**Given task**:
Write out, precisely and in full, each line of the material.

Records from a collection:
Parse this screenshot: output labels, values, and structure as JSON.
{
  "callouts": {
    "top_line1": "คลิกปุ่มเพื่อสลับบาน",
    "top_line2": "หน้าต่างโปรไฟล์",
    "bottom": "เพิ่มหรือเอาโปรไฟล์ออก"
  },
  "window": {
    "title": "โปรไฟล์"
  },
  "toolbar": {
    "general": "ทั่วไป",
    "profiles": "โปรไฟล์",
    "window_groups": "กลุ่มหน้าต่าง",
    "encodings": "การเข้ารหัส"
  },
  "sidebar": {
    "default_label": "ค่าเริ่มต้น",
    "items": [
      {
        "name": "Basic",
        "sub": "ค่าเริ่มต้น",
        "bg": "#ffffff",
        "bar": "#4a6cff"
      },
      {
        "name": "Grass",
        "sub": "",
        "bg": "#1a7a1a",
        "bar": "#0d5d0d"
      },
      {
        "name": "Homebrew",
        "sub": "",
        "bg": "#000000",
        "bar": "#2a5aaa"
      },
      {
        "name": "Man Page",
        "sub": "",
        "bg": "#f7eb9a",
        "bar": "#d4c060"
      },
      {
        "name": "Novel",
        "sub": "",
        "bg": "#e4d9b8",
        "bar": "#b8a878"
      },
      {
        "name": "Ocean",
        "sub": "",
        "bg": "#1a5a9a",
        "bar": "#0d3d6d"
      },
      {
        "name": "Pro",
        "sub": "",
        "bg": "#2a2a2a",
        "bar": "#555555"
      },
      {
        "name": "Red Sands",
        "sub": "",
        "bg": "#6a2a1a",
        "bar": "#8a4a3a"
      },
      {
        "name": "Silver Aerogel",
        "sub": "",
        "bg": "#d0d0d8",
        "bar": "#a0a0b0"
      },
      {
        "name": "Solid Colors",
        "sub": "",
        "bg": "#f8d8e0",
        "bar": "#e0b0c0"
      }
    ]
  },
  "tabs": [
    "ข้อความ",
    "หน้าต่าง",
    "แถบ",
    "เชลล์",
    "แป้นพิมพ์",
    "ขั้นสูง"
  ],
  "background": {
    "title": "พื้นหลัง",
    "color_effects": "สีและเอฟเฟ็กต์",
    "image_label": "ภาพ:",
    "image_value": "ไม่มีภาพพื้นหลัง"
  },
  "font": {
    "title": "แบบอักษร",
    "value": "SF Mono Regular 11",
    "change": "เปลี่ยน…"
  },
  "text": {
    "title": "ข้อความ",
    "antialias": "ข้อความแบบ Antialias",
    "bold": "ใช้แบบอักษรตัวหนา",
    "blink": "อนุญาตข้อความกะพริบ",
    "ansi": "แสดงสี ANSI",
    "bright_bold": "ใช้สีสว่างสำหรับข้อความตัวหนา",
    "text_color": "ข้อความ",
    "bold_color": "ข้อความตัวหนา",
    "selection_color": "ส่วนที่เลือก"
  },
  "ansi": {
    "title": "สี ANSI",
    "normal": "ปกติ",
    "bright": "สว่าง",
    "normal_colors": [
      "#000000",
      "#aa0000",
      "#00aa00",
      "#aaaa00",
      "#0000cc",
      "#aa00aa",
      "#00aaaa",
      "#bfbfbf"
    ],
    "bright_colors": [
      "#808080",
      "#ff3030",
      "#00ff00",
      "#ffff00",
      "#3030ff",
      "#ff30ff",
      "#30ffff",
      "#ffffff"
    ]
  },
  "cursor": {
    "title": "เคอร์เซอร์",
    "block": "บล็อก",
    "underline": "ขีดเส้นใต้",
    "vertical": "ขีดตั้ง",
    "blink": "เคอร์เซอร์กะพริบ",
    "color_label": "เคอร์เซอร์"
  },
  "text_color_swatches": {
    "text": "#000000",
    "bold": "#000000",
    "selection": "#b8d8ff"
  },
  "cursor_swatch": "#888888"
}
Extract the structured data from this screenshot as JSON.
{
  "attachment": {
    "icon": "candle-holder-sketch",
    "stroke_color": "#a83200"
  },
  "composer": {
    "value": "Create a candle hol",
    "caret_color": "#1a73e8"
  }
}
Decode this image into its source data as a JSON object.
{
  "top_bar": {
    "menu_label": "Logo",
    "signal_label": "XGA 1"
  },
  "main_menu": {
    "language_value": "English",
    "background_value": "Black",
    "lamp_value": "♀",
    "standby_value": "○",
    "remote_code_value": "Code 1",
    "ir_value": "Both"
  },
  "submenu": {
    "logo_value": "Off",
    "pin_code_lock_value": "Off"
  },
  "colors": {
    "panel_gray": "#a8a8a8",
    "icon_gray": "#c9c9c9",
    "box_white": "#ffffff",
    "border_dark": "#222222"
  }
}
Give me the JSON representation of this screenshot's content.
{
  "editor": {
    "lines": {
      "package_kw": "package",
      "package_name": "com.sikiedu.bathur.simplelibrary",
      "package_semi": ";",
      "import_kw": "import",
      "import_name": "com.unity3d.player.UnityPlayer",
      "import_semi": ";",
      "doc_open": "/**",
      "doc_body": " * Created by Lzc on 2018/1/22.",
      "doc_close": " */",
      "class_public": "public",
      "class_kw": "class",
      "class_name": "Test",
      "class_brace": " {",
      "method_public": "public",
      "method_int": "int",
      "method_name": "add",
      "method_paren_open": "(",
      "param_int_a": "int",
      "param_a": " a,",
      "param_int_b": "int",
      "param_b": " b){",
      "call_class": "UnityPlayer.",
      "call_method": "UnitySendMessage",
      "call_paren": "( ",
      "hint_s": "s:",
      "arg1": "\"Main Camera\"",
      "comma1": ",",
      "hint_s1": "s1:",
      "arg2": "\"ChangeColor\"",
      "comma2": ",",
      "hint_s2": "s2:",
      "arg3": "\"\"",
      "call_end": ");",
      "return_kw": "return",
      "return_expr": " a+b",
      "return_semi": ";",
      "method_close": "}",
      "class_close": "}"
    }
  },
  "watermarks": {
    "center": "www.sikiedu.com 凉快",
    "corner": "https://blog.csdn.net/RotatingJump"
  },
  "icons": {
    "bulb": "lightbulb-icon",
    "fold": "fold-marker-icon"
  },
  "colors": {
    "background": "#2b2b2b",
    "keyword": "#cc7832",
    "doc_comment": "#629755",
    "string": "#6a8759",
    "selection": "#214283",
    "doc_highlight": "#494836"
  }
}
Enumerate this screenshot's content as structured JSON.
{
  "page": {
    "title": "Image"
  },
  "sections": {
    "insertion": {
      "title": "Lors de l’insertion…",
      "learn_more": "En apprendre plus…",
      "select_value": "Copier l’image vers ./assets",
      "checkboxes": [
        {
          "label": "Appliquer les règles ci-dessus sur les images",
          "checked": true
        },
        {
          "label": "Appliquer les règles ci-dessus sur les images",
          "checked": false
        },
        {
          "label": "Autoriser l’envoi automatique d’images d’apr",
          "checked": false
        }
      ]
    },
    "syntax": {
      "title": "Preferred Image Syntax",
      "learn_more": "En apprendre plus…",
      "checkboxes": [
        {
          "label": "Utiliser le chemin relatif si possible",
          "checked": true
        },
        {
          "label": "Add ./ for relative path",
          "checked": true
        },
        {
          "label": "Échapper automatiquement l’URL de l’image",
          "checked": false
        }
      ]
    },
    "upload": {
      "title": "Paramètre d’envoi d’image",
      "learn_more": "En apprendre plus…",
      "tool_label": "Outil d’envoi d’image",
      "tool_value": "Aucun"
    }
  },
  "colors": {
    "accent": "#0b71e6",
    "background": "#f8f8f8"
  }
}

**Solved exercise**:
Parse this screenshot: output labels, values, and structure as JSON.
{
  "callouts": {
    "top_line1": "คลิกปุ่มเพื่อสลับบาน",
    "top_line2": "หน้าต่างโปรไฟล์",
    "bottom": "เพิ่มหรือเอาโปรไฟล์ออก"
  },
  "window": {
    "title": "โปรไฟล์"
  },
  "toolbar": {
    "general": "ทั่วไป",
    "profiles": "โปรไฟล์",
    "window_groups": "กลุ่มหน้าต่าง",
    "encodings": "การเข้ารหัส"
  },
  "sidebar": {
    "default_label": "ค่าเริ่มต้น",
    "items": [
      {
        "name": "Basic",
        "sub": "ค่าเริ่มต้น",
        "bg": "#ffffff",
        "bar": "#4a6cff"
      },
      {
        "name": "Grass",
        "sub": "",
        "bg": "#1a7a1a",
        "bar": "#0d5d0d"
      },
      {
        "name": "Homebrew",
        "sub": "",
        "bg": "#000000",
        "bar": "#2a5aaa"
      },
      {
        "name": "Man Page",
        "sub": "",
        "bg": "#f7eb9a",
        "bar": "#d4c060"
      },
      {
        "name": "Novel",
        "sub": "",
        "bg": "#e4d9b8",
        "bar": "#b8a878"
      },
      {
        "name": "Ocean",
        "sub": "",
        "bg": "#1a5a9a",
        "bar": "#0d3d6d"
      },
      {
        "name": "Pro",
        "sub": "",
        "bg": "#2a2a2a",
        "bar": "#555555"
      },
      {
        "name": "Red Sands",
        "sub": "",
        "bg": "#6a2a1a",
        "bar": "#8a4a3a"
      },
      {
        "name": "Silver Aerogel",
        "sub": "",
        "bg": "#d0d0d8",
        "bar": "#a0a0b0"
      },
      {
        "name": "Solid Colors",
        "sub": "",
        "bg": "#f8d8e0",
        "bar": "#e0b0c0"
      }
    ]
  },
  "tabs": [
    "ข้อความ",
    "หน้าต่าง",
    "แถบ",
    "เชลล์",
    "แป้นพิมพ์",
    "ขั้นสูง"
  ],
  "background": {
    "title": "พื้นหลัง",
    "color_effects": "สีและเอฟเฟ็กต์",
    "image_label": "ภาพ:",
    "image_value": "ไม่มีภาพพื้นหลัง"
  },
  "font": {
    "title": "แบบอักษร",
    "value": "SF Mono Regular 11",
    "change": "เปลี่ยน…"
  },
  "text": {
    "title": "ข้อความ",
    "antialias": "ข้อความแบบ Antialias",
    "bold": "ใช้แบบอักษรตัวหนา",
    "blink": "อนุญาตข้อความกะพริบ",
    "ansi": "แสดงสี ANSI",
    "bright_bold": "ใช้สีสว่างสำหรับข้อความตัวหนา",
    "text_color": "ข้อความ",
    "bold_color": "ข้อความตัวหนา",
    "selection_color": "ส่วนที่เลือก"
  },
  "ansi": {
    "title": "สี ANSI",
    "normal": "ปกติ",
    "bright": "สว่าง",
    "normal_colors": [
      "#000000",
      "#aa0000",
      "#00aa00",
      "#aaaa00",
      "#0000cc",
      "#aa00aa",
      "#00aaaa",
      "#bfbfbf"
    ],
    "bright_colors": [
      "#808080",
      "#ff3030",
      "#00ff00",
      "#ffff00",
      "#3030ff",
      "#ff30ff",
      "#30ffff",
      "#ffffff"
    ]
  },
  "cursor": {
    "title": "เคอร์เซอร์",
    "block": "บล็อก",
    "underline": "ขีดเส้นใต้",
    "vertical": "ขีดตั้ง",
    "blink": "เคอร์เซอร์กะพริบ",
    "color_label": "เคอร์เซอร์"
  },
  "text_color_swatches": {
    "text": "#000000",
    "bold": "#000000",
    "selection": "#b8d8ff"
  },
  "cursor_swatch": "#888888"
}
Extract the structured data from this screenshot as JSON.
{
  "attachment": {
    "icon": "candle-holder-sketch",
    "stroke_color": "#a83200"
  },
  "composer": {
    "value": "Create a candle hol",
    "caret_color": "#1a73e8"
  }
}
Decode this image into its source data as a JSON object.
{
  "top_bar": {
    "menu_label": "Logo",
    "signal_label": "XGA 1"
  },
  "main_menu": {
    "language_value": "English",
    "background_value": "Black",
    "lamp_value": "♀",
    "standby_value": "○",
    "remote_code_value": "Code 1",
    "ir_value": "Both"
  },
  "submenu": {
    "logo_value": "Off",
    "pin_code_lock_value": "Off"
  },
  "colors": {
    "panel_gray": "#a8a8a8",
    "icon_gray": "#c9c9c9",
    "box_white": "#ffffff",
    "border_dark": "#222222"
  }
}
Give me the JSON representation of this screenshot's content.
{
  "editor": {
    "lines": {
      "package_kw": "package",
      "package_name": "com.sikiedu.bathur.simplelibrary",
      "package_semi": ";",
      "import_kw": "import",
      "import_name": "com.unity3d.player.UnityPlayer",
      "import_semi": ";",
      "doc_open": "/**",
      "doc_body": " * Created by Lzc on 2018/1/22.",
      "doc_close": " */",
      "class_public": "public",
      "class_kw": "class",
      "class_name": "Test",
      "class_brace": " {",
      "method_public": "public",
      "method_int": "int",
      "method_name": "add",
      "method_paren_open": "(",
      "param_int_a": "int",
      "param_a": " a,",
      "param_int_b": "int",
      "param_b": " b){",
      "call_class": "UnityPlayer.",
      "call_method": "UnitySendMessage",
      "call_paren": "( ",
      "hint_s": "s:",
      "arg1": "\"Main Camera\"",
      "comma1": ",",
      "hint_s1": "s1:",
      "arg2": "\"ChangeColor\"",
      "comma2": ",",
      "hint_s2": "s2:",
      "arg3": "\"\"",
      "call_end": ");",
      "return_kw": "return",
      "return_expr": " a+b",
      "return_semi": ";",
      "method_close": "}",
      "class_close": "}"
    }
  },
  "watermarks": {
    "center": "www.sikiedu.com 凉快",
    "corner": "https://blog.csdn.net/RotatingJump"
  },
  "icons": {
    "bulb": "lightbulb-icon",
    "fold": "fold-marker-icon"
  },
  "colors": {
    "background": "#2b2b2b",
    "keyword": "#cc7832",
    "doc_comment": "#629755",
    "string": "#6a8759",
    "selection": "#214283",
    "doc_highlight": "#494836"
  }
}
Enumerate this screenshot's content as structured JSON.
{
  "page": {
    "title": "Image"
  },
  "sections": {
    "insertion": {
      "title": "Lors de l’insertion…",
      "learn_more": "En apprendre plus…",
      "select_value": "Copier l’image vers ./assets",
      "checkboxes": [
        {
          "label": "Appliquer les règles ci-dessus sur les images",
          "checked": true
        },
        {
          "label": "Appliquer les règles ci-dessus sur les images",
          "checked": false
        },
        {
          "label": "Autoriser l’envoi automatique d’images d’apr",
          "checked": false
        }
      ]
    },
    "syntax": {
      "title": "Preferred Image Syntax",
      "learn_more": "En apprendre plus…",
      "checkboxes": [
        {
          "label": "Utiliser le chemin relatif si possible",
          "checked": true
        },
        {
          "label": "Add ./ for relative path",
          "checked": true
        },
        {
          "label": "Échapper automatiquement l’URL de l’image",
          "checked": false
        }
      ]
    },
    "upload": {
      "title": "Paramètre d’envoi d’image",
      "learn_more": "En apprendre plus…",
      "tool_label": "Outil d’envoi d’image",
      "tool_value": "Aucun"
    }
  },
  "colors": {
    "accent": "#0b71e6",
    "background": "#f8f8f8"
  }
}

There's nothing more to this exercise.